§ REQUEST: All of the material should be reproduced exactly, with pictures left out.

(Lines of data)

=-=-=

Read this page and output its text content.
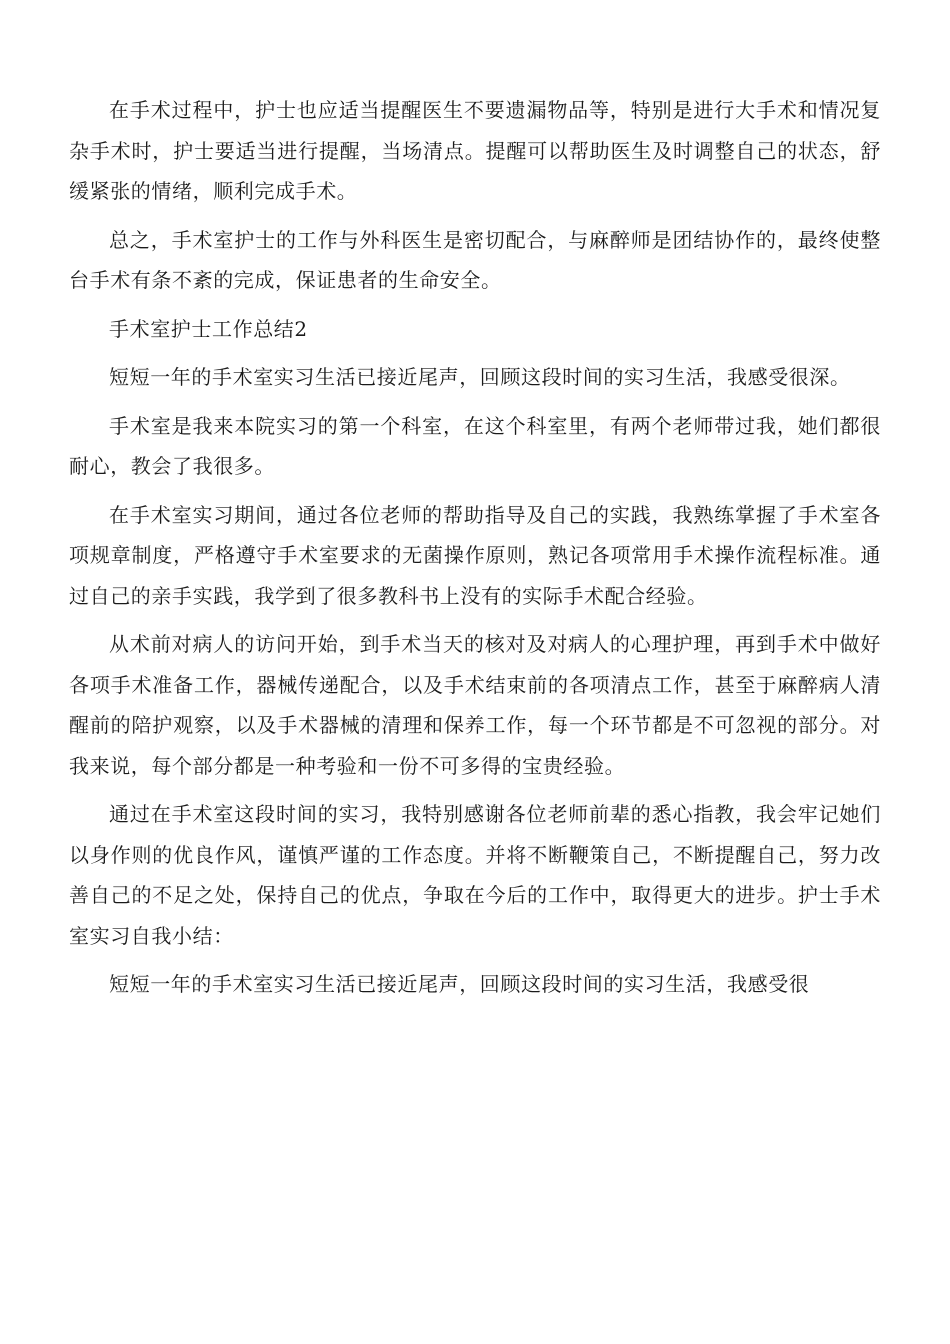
在手术过程中，护士也应适当提醒医生不要遗漏物品等，特别是进行大手术和情况复杂手术时，护士要适当进行提醒，当场清点。提醒可以帮助医生及时调整自己的状态，舒缓紧张的情绪，顺利完成手术。

总之，手术室护士的工作与外科医生是密切配合，与麻醉师是团结协作的，最终使整台手术有条不紊的完成，保证患者的生命安全。

手术室护士工作总结2

短短一年的手术室实习生活已接近尾声，回顾这段时间的实习生活，我感受很深。

手术室是我来本院实习的第一个科室，在这个科室里，有两个老师带过我，她们都很耐心，教会了我很多。

在手术室实习期间，通过各位老师的帮助指导及自己的实践，我熟练掌握了手术室各项规章制度，严格遵守手术室要求的无菌操作原则，熟记各项常用手术操作流程标准。通过自己的亲手实践，我学到了很多教科书上没有的实际手术配合经验。

从术前对病人的访问开始，到手术当天的核对及对病人的心理护理，再到手术中做好各项手术准备工作，器械传递配合，以及手术结束前的各项清点工作，甚至于麻醉病人清醒前的陪护观察，以及手术器械的清理和保养工作，每一个环节都是不可忽视的部分。对我来说，每个部分都是一种考验和一份不可多得的宝贵经验。

通过在手术室这段时间的实习，我特别感谢各位老师前辈的悉心指教，我会牢记她们以身作则的优良作风，谨慎严谨的工作态度。并将不断鞭策自己，不断提醒自己，努力改善自己的不足之处，保持自己的优点，争取在今后的工作中，取得更大的进步。护士手术室实习自我小结：

短短一年的手术室实习生活已接近尾声，回顾这段时间的实习生活，我感受很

=-=-=

§ OUTPUT OF THE TASK:
Read this page and output its text content.
在手术过程中，护士也应适当提醒医生不要遗漏物品等，特别是进行大手术和情况复杂手术时，护士要适当进行提醒，当场清点。提醒可以帮助医生及时调整自己的状态，舒缓紧张的情绪，顺利完成手术。

总之，手术室护士的工作与外科医生是密切配合，与麻醉师是团结协作的，最终使整台手术有条不紊的完成，保证患者的生命安全。

手术室护士工作总结2

短短一年的手术室实习生活已接近尾声，回顾这段时间的实习生活，我感受很深。

手术室是我来本院实习的第一个科室，在这个科室里，有两个老师带过我，她们都很耐心，教会了我很多。

在手术室实习期间，通过各位老师的帮助指导及自己的实践，我熟练掌握了手术室各项规章制度，严格遵守手术室要求的无菌操作原则，熟记各项常用手术操作流程标准。通过自己的亲手实践，我学到了很多教科书上没有的实际手术配合经验。

从术前对病人的访问开始，到手术当天的核对及对病人的心理护理，再到手术中做好各项手术准备工作，器械传递配合，以及手术结束前的各项清点工作，甚至于麻醉病人清醒前的陪护观察，以及手术器械的清理和保养工作，每一个环节都是不可忽视的部分。对我来说，每个部分都是一种考验和一份不可多得的宝贵经验。

通过在手术室这段时间的实习，我特别感谢各位老师前辈的悉心指教，我会牢记她们以身作则的优良作风，谨慎严谨的工作态度。并将不断鞭策自己，不断提醒自己，努力改善自己的不足之处，保持自己的优点，争取在今后的工作中，取得更大的进步。护士手术室实习自我小结：

短短一年的手术室实习生活已接近尾声，回顾这段时间的实习生活，我感受很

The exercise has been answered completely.